(Records from a dataset)

Start

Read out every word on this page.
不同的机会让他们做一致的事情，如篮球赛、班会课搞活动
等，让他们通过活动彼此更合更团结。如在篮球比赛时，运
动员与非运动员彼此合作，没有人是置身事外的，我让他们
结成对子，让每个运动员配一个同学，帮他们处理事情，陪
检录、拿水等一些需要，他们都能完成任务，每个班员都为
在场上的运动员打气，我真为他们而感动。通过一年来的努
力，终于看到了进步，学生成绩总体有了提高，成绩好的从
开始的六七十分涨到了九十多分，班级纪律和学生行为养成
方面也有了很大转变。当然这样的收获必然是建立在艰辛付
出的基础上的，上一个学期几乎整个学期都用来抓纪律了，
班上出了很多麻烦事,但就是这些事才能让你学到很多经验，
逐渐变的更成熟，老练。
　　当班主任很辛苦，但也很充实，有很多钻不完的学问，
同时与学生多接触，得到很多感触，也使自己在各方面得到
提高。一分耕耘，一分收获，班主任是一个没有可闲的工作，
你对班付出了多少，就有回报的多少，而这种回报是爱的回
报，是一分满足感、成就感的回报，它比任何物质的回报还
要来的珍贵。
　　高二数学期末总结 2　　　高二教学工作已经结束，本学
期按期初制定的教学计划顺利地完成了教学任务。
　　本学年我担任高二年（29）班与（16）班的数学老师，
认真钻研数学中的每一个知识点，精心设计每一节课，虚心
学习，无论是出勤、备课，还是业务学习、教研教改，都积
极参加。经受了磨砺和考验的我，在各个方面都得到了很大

End

== Written request ==
Extract the complete listing verbatim.

== Answer to this exercise ==
Read out every word on this page.
不同的机会让他们做一致的事情，如篮球赛、班会课搞活动
等，让他们通过活动彼此更合更团结。如在篮球比赛时，运
动员与非运动员彼此合作，没有人是置身事外的，我让他们
结成对子，让每个运动员配一个同学，帮他们处理事情，陪
检录、拿水等一些需要，他们都能完成任务，每个班员都为
在场上的运动员打气，我真为他们而感动。通过一年来的努
力，终于看到了进步，学生成绩总体有了提高，成绩好的从
开始的六七十分涨到了九十多分，班级纪律和学生行为养成
方面也有了很大转变。当然这样的收获必然是建立在艰辛付
出的基础上的，上一个学期几乎整个学期都用来抓纪律了，
班上出了很多麻烦事,但就是这些事才能让你学到很多经验，
逐渐变的更成熟，老练。
　　当班主任很辛苦，但也很充实，有很多钻不完的学问，
同时与学生多接触，得到很多感触，也使自己在各方面得到
提高。一分耕耘，一分收获，班主任是一个没有可闲的工作，
你对班付出了多少，就有回报的多少，而这种回报是爱的回
报，是一分满足感、成就感的回报，它比任何物质的回报还
要来的珍贵。
　　高二数学期末总结 2　　　高二教学工作已经结束，本学
期按期初制定的教学计划顺利地完成了教学任务。
　　本学年我担任高二年（29）班与（16）班的数学老师，
认真钻研数学中的每一个知识点，精心设计每一节课，虚心
学习，无论是出勤、备课，还是业务学习、教研教改，都积
极参加。经受了磨砺和考验的我，在各个方面都得到了很大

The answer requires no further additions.